Instructions for the task: Output all the material that follows, exactly as given.

(Saved entries)
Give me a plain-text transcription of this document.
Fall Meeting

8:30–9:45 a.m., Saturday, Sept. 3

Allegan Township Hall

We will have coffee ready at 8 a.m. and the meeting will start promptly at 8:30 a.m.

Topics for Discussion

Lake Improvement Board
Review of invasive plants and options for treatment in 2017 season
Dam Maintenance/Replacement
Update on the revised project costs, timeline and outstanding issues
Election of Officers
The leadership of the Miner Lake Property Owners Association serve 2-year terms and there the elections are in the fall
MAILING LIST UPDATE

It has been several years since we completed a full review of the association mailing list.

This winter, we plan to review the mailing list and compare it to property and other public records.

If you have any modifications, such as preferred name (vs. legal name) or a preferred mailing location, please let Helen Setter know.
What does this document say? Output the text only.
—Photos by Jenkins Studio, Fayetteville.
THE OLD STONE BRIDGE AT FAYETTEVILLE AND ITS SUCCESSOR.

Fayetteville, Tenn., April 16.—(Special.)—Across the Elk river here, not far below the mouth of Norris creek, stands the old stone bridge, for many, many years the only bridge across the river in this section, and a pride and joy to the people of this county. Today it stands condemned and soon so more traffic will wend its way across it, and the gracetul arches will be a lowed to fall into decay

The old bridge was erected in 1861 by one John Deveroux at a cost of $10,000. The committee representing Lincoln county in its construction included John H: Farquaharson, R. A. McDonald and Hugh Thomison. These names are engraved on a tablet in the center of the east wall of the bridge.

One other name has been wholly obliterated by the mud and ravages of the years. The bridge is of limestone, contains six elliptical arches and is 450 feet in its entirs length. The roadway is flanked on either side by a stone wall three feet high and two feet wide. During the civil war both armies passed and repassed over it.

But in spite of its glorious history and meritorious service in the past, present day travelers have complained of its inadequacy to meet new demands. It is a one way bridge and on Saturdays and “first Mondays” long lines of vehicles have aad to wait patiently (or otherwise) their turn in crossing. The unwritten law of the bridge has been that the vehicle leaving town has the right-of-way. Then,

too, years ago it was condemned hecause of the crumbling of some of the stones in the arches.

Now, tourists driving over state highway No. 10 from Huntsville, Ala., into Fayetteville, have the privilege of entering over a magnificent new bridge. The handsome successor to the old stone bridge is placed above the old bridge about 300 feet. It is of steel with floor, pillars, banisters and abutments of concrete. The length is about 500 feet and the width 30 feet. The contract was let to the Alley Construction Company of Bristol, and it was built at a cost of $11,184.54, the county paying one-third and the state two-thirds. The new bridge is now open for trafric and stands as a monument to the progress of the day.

Task output:
Give me a plain-text transcription of this document.
Fall Meeting

8:30–9:45 a.m., Saturday, Sept. 3

Allegan Township Hall

We will have coffee ready at 8 a.m. and the meeting will start promptly at 8:30 a.m.

Topics for Discussion

Lake Improvement Board
Review of invasive plants and options for treatment in 2017 season
Dam Maintenance/Replacement
Update on the revised project costs, timeline and outstanding issues
Election of Officers
The leadership of the Miner Lake Property Owners Association serve 2-year terms and there the elections are in the fall
MAILING LIST UPDATE

It has been several years since we completed a full review of the association mailing list.

This winter, we plan to review the mailing list and compare it to property and other public records.

If you have any modifications, such as preferred name (vs. legal name) or a preferred mailing location, please let Helen Setter know.
What does this document say? Output the text only.
—Photos by Jenkins Studio, Fayetteville.
THE OLD STONE BRIDGE AT FAYETTEVILLE AND ITS SUCCESSOR.

Fayetteville, Tenn., April 16.—(Special.)—Across the Elk river here, not far below the mouth of Norris creek, stands the old stone bridge, for many, many years the only bridge across the river in this section, and a pride and joy to the people of this county. Today it stands condemned and soon so more traffic will wend its way across it, and the gracetul arches will be a lowed to fall into decay

The old bridge was erected in 1861 by one John Deveroux at a cost of $10,000. The committee representing Lincoln county in its construction included John H: Farquaharson, R. A. McDonald and Hugh Thomison. These names are engraved on a tablet in the center of the east wall of the bridge.

One other name has been wholly obliterated by the mud and ravages of the years. The bridge is of limestone, contains six elliptical arches and is 450 feet in its entirs length. The roadway is flanked on either side by a stone wall three feet high and two feet wide. During the civil war both armies passed and repassed over it.

But in spite of its glorious history and meritorious service in the past, present day travelers have complained of its inadequacy to meet new demands. It is a one way bridge and on Saturdays and “first Mondays” long lines of vehicles have aad to wait patiently (or otherwise) their turn in crossing. The unwritten law of the bridge has been that the vehicle leaving town has the right-of-way. Then,

too, years ago it was condemned hecause of the crumbling of some of the stones in the arches.

Now, tourists driving over state highway No. 10 from Huntsville, Ala., into Fayetteville, have the privilege of entering over a magnificent new bridge. The handsome successor to the old stone bridge is placed above the old bridge about 300 feet. It is of steel with floor, pillars, banisters and abutments of concrete. The length is about 500 feet and the width 30 feet. The contract was let to the Alley Construction Company of Bristol, and it was built at a cost of $11,184.54, the county paying one-third and the state two-thirds. The new bridge is now open for trafric and stands as a monument to the progress of the day.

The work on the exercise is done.